Collected data entries:
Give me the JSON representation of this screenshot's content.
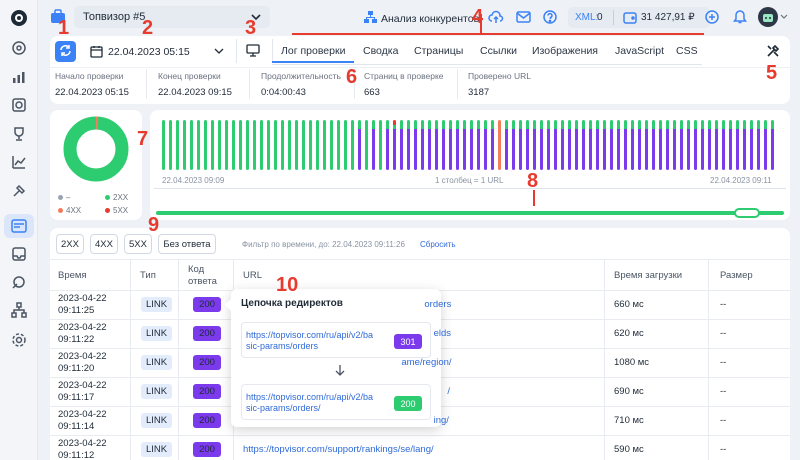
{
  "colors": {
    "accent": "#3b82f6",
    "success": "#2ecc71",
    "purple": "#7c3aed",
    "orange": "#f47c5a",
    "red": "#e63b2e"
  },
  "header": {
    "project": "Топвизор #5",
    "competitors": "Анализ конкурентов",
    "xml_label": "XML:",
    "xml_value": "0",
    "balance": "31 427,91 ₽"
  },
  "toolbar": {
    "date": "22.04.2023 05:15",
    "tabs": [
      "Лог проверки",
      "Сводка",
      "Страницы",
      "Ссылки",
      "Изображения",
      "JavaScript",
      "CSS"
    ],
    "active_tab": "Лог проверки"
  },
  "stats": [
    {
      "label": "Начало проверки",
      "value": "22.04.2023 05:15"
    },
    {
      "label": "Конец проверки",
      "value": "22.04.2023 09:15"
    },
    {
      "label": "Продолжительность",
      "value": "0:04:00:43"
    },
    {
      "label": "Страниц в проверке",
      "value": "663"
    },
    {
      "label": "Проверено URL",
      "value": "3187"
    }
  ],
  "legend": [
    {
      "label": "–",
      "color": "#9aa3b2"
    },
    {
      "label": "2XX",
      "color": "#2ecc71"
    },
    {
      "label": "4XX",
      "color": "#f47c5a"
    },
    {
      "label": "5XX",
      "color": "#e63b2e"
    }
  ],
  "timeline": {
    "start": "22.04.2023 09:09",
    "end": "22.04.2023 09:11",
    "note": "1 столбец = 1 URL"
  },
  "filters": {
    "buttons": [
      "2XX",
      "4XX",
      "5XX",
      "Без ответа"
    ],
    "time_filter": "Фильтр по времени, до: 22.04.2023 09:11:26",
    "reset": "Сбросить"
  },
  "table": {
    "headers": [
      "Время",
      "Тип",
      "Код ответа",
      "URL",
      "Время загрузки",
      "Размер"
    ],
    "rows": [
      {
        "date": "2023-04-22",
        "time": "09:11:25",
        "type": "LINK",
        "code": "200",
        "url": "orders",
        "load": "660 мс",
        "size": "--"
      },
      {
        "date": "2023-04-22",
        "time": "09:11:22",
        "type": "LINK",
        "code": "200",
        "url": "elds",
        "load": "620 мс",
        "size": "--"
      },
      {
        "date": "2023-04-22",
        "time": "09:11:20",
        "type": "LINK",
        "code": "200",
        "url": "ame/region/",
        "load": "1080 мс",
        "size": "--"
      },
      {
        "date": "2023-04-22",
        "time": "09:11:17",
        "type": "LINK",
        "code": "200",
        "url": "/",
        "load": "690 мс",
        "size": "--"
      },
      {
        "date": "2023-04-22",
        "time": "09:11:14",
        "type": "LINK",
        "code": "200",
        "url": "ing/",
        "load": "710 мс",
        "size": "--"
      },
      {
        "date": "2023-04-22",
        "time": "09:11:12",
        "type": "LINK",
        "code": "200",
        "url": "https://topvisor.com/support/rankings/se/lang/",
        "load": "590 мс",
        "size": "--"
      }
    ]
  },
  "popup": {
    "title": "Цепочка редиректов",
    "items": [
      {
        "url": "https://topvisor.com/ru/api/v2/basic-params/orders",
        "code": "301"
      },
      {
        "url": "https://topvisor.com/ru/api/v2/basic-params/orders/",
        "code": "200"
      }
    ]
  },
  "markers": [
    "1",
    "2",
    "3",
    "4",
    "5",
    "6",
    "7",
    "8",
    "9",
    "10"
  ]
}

==

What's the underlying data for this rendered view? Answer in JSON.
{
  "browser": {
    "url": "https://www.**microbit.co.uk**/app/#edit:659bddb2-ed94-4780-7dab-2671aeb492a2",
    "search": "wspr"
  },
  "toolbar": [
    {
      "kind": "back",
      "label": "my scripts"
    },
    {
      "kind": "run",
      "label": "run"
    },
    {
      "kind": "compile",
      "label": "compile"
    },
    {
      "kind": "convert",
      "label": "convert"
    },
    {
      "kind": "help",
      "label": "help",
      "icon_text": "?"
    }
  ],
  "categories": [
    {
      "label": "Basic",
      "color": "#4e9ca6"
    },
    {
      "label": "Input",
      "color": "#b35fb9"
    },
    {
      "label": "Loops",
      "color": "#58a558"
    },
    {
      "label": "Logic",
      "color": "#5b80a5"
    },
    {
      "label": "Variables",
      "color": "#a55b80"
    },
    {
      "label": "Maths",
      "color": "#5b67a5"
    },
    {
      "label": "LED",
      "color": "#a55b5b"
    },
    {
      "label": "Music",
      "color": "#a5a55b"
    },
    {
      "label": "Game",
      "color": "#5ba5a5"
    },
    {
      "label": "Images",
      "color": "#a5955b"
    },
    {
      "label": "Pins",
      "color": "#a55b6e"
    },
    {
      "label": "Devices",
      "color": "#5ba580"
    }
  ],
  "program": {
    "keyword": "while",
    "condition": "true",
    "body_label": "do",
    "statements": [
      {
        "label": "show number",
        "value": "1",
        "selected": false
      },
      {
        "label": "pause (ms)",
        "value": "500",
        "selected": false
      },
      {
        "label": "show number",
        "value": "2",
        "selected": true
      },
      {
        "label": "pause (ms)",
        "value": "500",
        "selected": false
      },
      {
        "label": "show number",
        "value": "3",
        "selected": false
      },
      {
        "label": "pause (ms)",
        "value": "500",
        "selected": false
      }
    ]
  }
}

WRITTEN REQUEST> Take every line above carrying "orders" and return it.

WRITTEN ANSWER>
        "url": "orders",
        "url": "https://topvisor.com/ru/api/v2/basic-params/orders",
        "url": "https://topvisor.com/ru/api/v2/basic-params/orders/",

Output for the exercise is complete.